TASK STATEMENT: Retype the line where "Extract the chart's" appears and each line that follows it down to the last line of the records below. Leave the pictures out.

┄┄┄┄┄┄┄┄┄┄

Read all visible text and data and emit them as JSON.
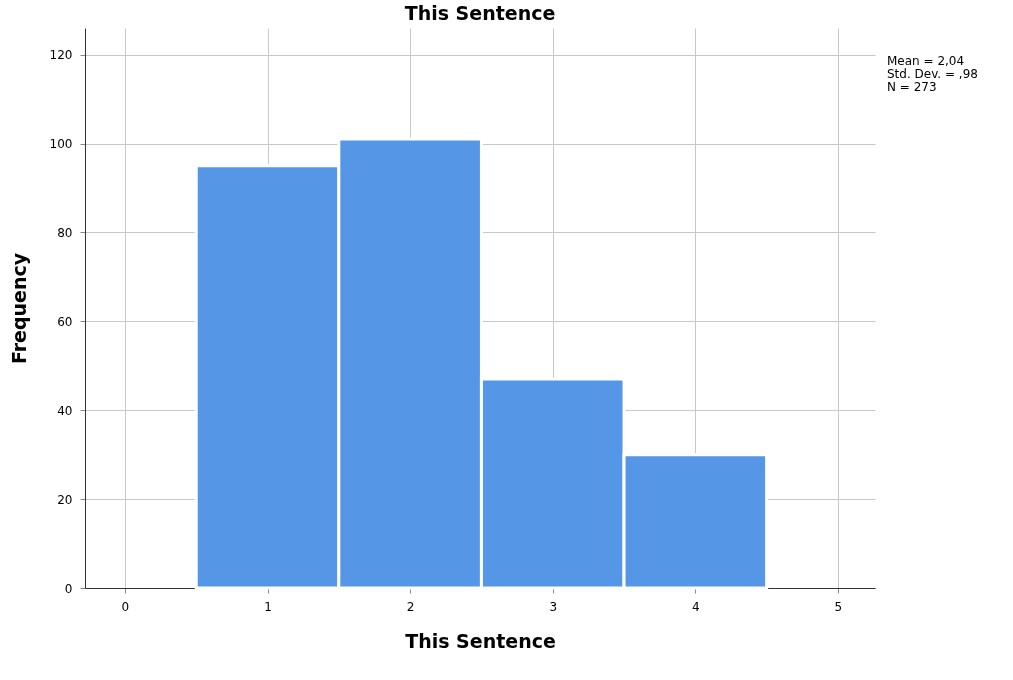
{
  "chart_data": {
    "type": "histogram",
    "title": "This Sentence",
    "xlabel": "This Sentence",
    "ylabel": "Frequency",
    "bins": [
      0.5,
      1.5,
      2.5,
      3.5,
      4.5
    ],
    "values": [
      95,
      101,
      47,
      30
    ],
    "color": "#5596e6",
    "xlim": [
      -0.28,
      5.26
    ],
    "xticks": [
      0,
      1,
      2,
      3,
      4,
      5
    ],
    "ylim": [
      0,
      126
    ],
    "yticks": [
      0,
      20,
      40,
      60,
      80,
      100,
      120
    ],
    "grid": true,
    "annotations": [
      "Mean = 2,04",
      "Std. Dev. = ,98",
      "N = 273"
    ]
  }
}
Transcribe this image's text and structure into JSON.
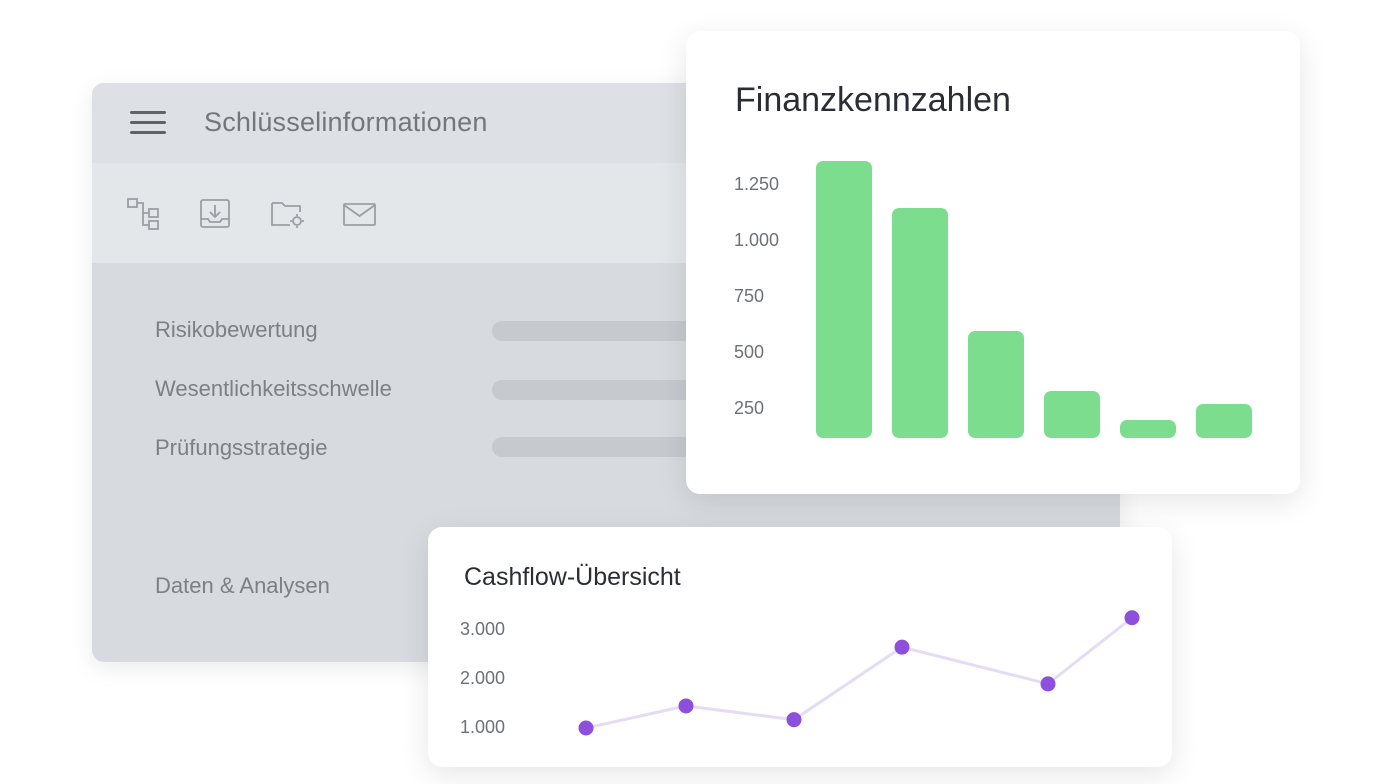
{
  "window": {
    "title": "Schlüsselinformationen",
    "toolbar_icons": [
      "hierarchy-icon",
      "download-tray-icon",
      "folder-settings-icon",
      "mail-icon"
    ],
    "fields": [
      {
        "label": "Risikobewertung"
      },
      {
        "label": "Wesentlichkeitsschwelle"
      },
      {
        "label": "Prüfungsstrategie"
      }
    ],
    "section_label": "Daten & Analysen"
  },
  "colors": {
    "bar": "#7ddd8f",
    "line_point": "#8e4fdc",
    "line_stroke": "#e4dcf5"
  },
  "chart_data": [
    {
      "type": "bar",
      "title": "Finanzkennzahlen",
      "yticks": [
        "1.250",
        "1.000",
        "750",
        "500",
        "250"
      ],
      "ytick_values": [
        1250,
        1000,
        750,
        500,
        250
      ],
      "values": [
        1360,
        1150,
        600,
        330,
        200,
        270
      ],
      "ylim": [
        120,
        1350
      ],
      "grid": false
    },
    {
      "type": "line",
      "title": "Cashflow-Übersicht",
      "yticks": [
        "3.000",
        "2.000",
        "1.000"
      ],
      "ytick_values": [
        3000,
        2000,
        1000
      ],
      "values": [
        1000,
        1450,
        1170,
        2650,
        1900,
        3250
      ],
      "ylim": [
        1000,
        3000
      ],
      "grid": false
    }
  ]
}
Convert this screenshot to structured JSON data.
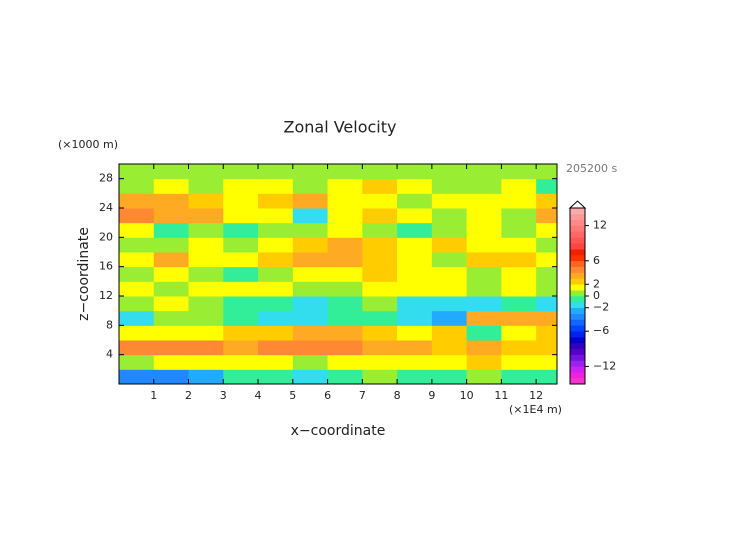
{
  "chart_data": {
    "type": "contour",
    "title": "Zonal Velocity",
    "y_unit": "(×1000 m)",
    "x_unit": "(×1E4 m)",
    "time_label": "205200 s",
    "xlabel": "x−coordinate",
    "ylabel": "z−coordinate",
    "xlim": [
      0,
      12.6
    ],
    "ylim": [
      0,
      30
    ],
    "xticks": [
      1,
      2,
      3,
      4,
      5,
      6,
      7,
      8,
      9,
      10,
      11,
      12
    ],
    "yticks": [
      4,
      8,
      12,
      16,
      20,
      24,
      28
    ],
    "x": [
      0.5,
      1.5,
      2.5,
      3.5,
      4.5,
      5.5,
      6.5,
      7.5,
      8.5,
      9.5,
      10.5,
      11.5,
      12.5
    ],
    "z": [
      1,
      3,
      5,
      7,
      9,
      11,
      13,
      15,
      17,
      19,
      21,
      23,
      25,
      27,
      29
    ],
    "values": [
      [
        -4,
        -4,
        -3,
        -1,
        -1,
        -2,
        -1,
        0,
        -1,
        -1,
        0,
        -1,
        -1
      ],
      [
        0,
        1,
        1,
        1,
        1,
        0,
        1,
        1,
        1,
        1,
        2,
        1,
        1
      ],
      [
        4,
        4,
        4,
        3,
        4,
        4,
        4,
        3,
        3,
        2,
        3,
        2,
        2
      ],
      [
        1,
        1,
        1,
        2,
        2,
        3,
        3,
        2,
        1,
        2,
        -1,
        1,
        2
      ],
      [
        -2,
        0,
        0,
        -1,
        -2,
        -2,
        -1,
        -1,
        -2,
        -3,
        3,
        3,
        3
      ],
      [
        0,
        1,
        0,
        -1,
        -1,
        -2,
        -1,
        0,
        -2,
        -2,
        -2,
        -1,
        -2
      ],
      [
        1,
        0,
        1,
        1,
        1,
        0,
        0,
        1,
        1,
        1,
        0,
        1,
        0
      ],
      [
        0,
        1,
        0,
        -1,
        0,
        1,
        1,
        2,
        1,
        1,
        0,
        1,
        0
      ],
      [
        1,
        3,
        1,
        1,
        2,
        3,
        3,
        2,
        1,
        0,
        2,
        2,
        1
      ],
      [
        0,
        0,
        1,
        0,
        1,
        2,
        3,
        2,
        1,
        2,
        1,
        1,
        0
      ],
      [
        1,
        -1,
        0,
        -1,
        0,
        0,
        1,
        0,
        -1,
        0,
        1,
        0,
        1
      ],
      [
        4,
        3,
        3,
        1,
        1,
        -2,
        1,
        2,
        1,
        0,
        1,
        0,
        3
      ],
      [
        3,
        3,
        2,
        1,
        2,
        3,
        1,
        1,
        0,
        1,
        1,
        1,
        2
      ],
      [
        0,
        1,
        0,
        1,
        1,
        0,
        1,
        2,
        1,
        0,
        0,
        1,
        -1
      ],
      [
        0,
        0,
        0,
        0,
        0,
        0,
        0,
        0,
        0,
        0,
        0,
        0,
        0
      ]
    ],
    "levels": [
      -15,
      -14,
      -13,
      -12,
      -11,
      -10,
      -9,
      -8,
      -7,
      -6,
      -5,
      -4,
      -3,
      -2,
      -1,
      0,
      1,
      2,
      3,
      4,
      5,
      6,
      7,
      8,
      9,
      10,
      11,
      12,
      13,
      14,
      15
    ],
    "colors": [
      "#ff33cc",
      "#ee22dd",
      "#cc22ee",
      "#9922ee",
      "#7711dd",
      "#5500cc",
      "#3300bb",
      "#0000cc",
      "#0022ee",
      "#0044ff",
      "#1166ff",
      "#2288ff",
      "#22aaff",
      "#33ddee",
      "#33ee99",
      "#99ee33",
      "#ffff00",
      "#ffcc00",
      "#ffaa22",
      "#ff8833",
      "#ff6622",
      "#ff3300",
      "#ee2200",
      "#ff4444",
      "#ff5555",
      "#ff6666",
      "#ff7777",
      "#ff8888",
      "#ff9999",
      "#ffaaaa"
    ],
    "colorbar_ticks": [
      12,
      6,
      2,
      0,
      {
        "value": -2,
        "label": "−2"
      },
      {
        "value": -6,
        "label": "−6"
      },
      {
        "value": -12,
        "label": "−12"
      }
    ]
  }
}
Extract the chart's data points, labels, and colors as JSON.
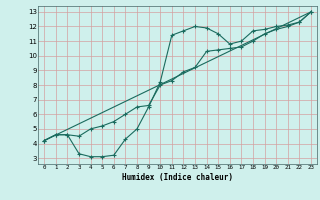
{
  "xlabel": "Humidex (Indice chaleur)",
  "bg_color": "#cff0ec",
  "grid_color": "#d4a0a0",
  "line_color": "#1a6b5e",
  "xlim": [
    -0.5,
    23.5
  ],
  "ylim": [
    2.6,
    13.4
  ],
  "xticks": [
    0,
    1,
    2,
    3,
    4,
    5,
    6,
    7,
    8,
    9,
    10,
    11,
    12,
    13,
    14,
    15,
    16,
    17,
    18,
    19,
    20,
    21,
    22,
    23
  ],
  "yticks": [
    3,
    4,
    5,
    6,
    7,
    8,
    9,
    10,
    11,
    12,
    13
  ],
  "line1_x": [
    0,
    1,
    2,
    3,
    4,
    5,
    6,
    7,
    8,
    9,
    10,
    11,
    12,
    13,
    14,
    15,
    16,
    17,
    18,
    19,
    20,
    21,
    22,
    23
  ],
  "line1_y": [
    4.2,
    4.6,
    4.6,
    4.5,
    5.0,
    5.2,
    5.5,
    6.0,
    6.5,
    6.6,
    8.0,
    8.3,
    8.9,
    9.2,
    10.3,
    10.4,
    10.5,
    10.6,
    11.0,
    11.5,
    11.8,
    12.0,
    12.3,
    13.0
  ],
  "line2_x": [
    0,
    1,
    2,
    3,
    4,
    5,
    6,
    7,
    8,
    9,
    10,
    11,
    12,
    13,
    14,
    15,
    16,
    17,
    18,
    19,
    20,
    21,
    22,
    23
  ],
  "line2_y": [
    4.2,
    4.6,
    4.6,
    3.3,
    3.1,
    3.1,
    3.2,
    4.3,
    5.0,
    6.5,
    8.2,
    11.4,
    11.7,
    12.0,
    11.9,
    11.5,
    10.8,
    11.0,
    11.7,
    11.8,
    12.0,
    12.1,
    12.3,
    13.0
  ],
  "line3_x": [
    0,
    23
  ],
  "line3_y": [
    4.2,
    13.0
  ]
}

┄┄┄┄┄┄┄┄┄┄

THE REPLY:
Extract the chart's data points, labels, and colors as JSON.
{
  "xlabel": "Humidex (Indice chaleur)",
  "bg_color": "#cff0ec",
  "grid_color": "#d4a0a0",
  "line_color": "#1a6b5e",
  "xlim": [
    -0.5,
    23.5
  ],
  "ylim": [
    2.6,
    13.4
  ],
  "xticks": [
    0,
    1,
    2,
    3,
    4,
    5,
    6,
    7,
    8,
    9,
    10,
    11,
    12,
    13,
    14,
    15,
    16,
    17,
    18,
    19,
    20,
    21,
    22,
    23
  ],
  "yticks": [
    3,
    4,
    5,
    6,
    7,
    8,
    9,
    10,
    11,
    12,
    13
  ],
  "line1_x": [
    0,
    1,
    2,
    3,
    4,
    5,
    6,
    7,
    8,
    9,
    10,
    11,
    12,
    13,
    14,
    15,
    16,
    17,
    18,
    19,
    20,
    21,
    22,
    23
  ],
  "line1_y": [
    4.2,
    4.6,
    4.6,
    4.5,
    5.0,
    5.2,
    5.5,
    6.0,
    6.5,
    6.6,
    8.0,
    8.3,
    8.9,
    9.2,
    10.3,
    10.4,
    10.5,
    10.6,
    11.0,
    11.5,
    11.8,
    12.0,
    12.3,
    13.0
  ],
  "line2_x": [
    0,
    1,
    2,
    3,
    4,
    5,
    6,
    7,
    8,
    9,
    10,
    11,
    12,
    13,
    14,
    15,
    16,
    17,
    18,
    19,
    20,
    21,
    22,
    23
  ],
  "line2_y": [
    4.2,
    4.6,
    4.6,
    3.3,
    3.1,
    3.1,
    3.2,
    4.3,
    5.0,
    6.5,
    8.2,
    11.4,
    11.7,
    12.0,
    11.9,
    11.5,
    10.8,
    11.0,
    11.7,
    11.8,
    12.0,
    12.1,
    12.3,
    13.0
  ],
  "line3_x": [
    0,
    23
  ],
  "line3_y": [
    4.2,
    13.0
  ]
}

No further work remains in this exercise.